▶ **Task requirements**
Search the material for the string "arrow", then return every line where it is found.

▶ **Data to process**
|---|

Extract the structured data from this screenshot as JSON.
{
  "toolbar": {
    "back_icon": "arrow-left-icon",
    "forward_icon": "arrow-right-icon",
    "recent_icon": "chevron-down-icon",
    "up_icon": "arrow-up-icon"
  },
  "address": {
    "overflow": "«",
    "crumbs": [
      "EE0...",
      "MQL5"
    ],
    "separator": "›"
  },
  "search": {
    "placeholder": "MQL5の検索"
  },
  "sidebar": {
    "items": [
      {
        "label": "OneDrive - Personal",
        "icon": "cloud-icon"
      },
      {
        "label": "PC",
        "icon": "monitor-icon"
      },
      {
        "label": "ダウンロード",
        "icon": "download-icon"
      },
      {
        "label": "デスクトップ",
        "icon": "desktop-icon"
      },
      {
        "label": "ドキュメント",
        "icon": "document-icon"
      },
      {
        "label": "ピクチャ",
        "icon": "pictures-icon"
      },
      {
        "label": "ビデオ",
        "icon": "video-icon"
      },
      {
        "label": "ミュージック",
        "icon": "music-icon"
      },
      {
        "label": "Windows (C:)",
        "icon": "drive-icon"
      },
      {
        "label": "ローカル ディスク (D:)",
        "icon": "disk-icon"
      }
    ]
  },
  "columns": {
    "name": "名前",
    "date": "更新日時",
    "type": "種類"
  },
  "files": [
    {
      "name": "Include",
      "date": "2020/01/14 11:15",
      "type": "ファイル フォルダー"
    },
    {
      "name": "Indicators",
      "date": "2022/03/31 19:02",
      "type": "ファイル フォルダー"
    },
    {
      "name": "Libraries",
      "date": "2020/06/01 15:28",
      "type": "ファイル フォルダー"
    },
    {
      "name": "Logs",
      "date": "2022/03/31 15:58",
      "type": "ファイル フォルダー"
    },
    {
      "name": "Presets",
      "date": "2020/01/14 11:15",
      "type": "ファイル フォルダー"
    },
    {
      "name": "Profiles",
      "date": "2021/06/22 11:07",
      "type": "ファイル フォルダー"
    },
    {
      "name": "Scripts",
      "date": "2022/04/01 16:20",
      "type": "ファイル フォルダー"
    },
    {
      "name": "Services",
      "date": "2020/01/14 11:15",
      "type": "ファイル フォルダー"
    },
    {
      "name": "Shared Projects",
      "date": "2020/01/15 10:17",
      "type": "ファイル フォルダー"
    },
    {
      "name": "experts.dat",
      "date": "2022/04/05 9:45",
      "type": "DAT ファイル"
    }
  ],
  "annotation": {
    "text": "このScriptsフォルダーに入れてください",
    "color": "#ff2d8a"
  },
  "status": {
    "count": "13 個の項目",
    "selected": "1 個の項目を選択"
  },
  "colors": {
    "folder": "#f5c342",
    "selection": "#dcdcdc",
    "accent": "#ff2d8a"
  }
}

|---|

▶ **Output for this exercise**
    "back_icon": "arrow-left-icon",
    "forward_icon": "arrow-right-icon",
    "up_icon": "arrow-up-icon"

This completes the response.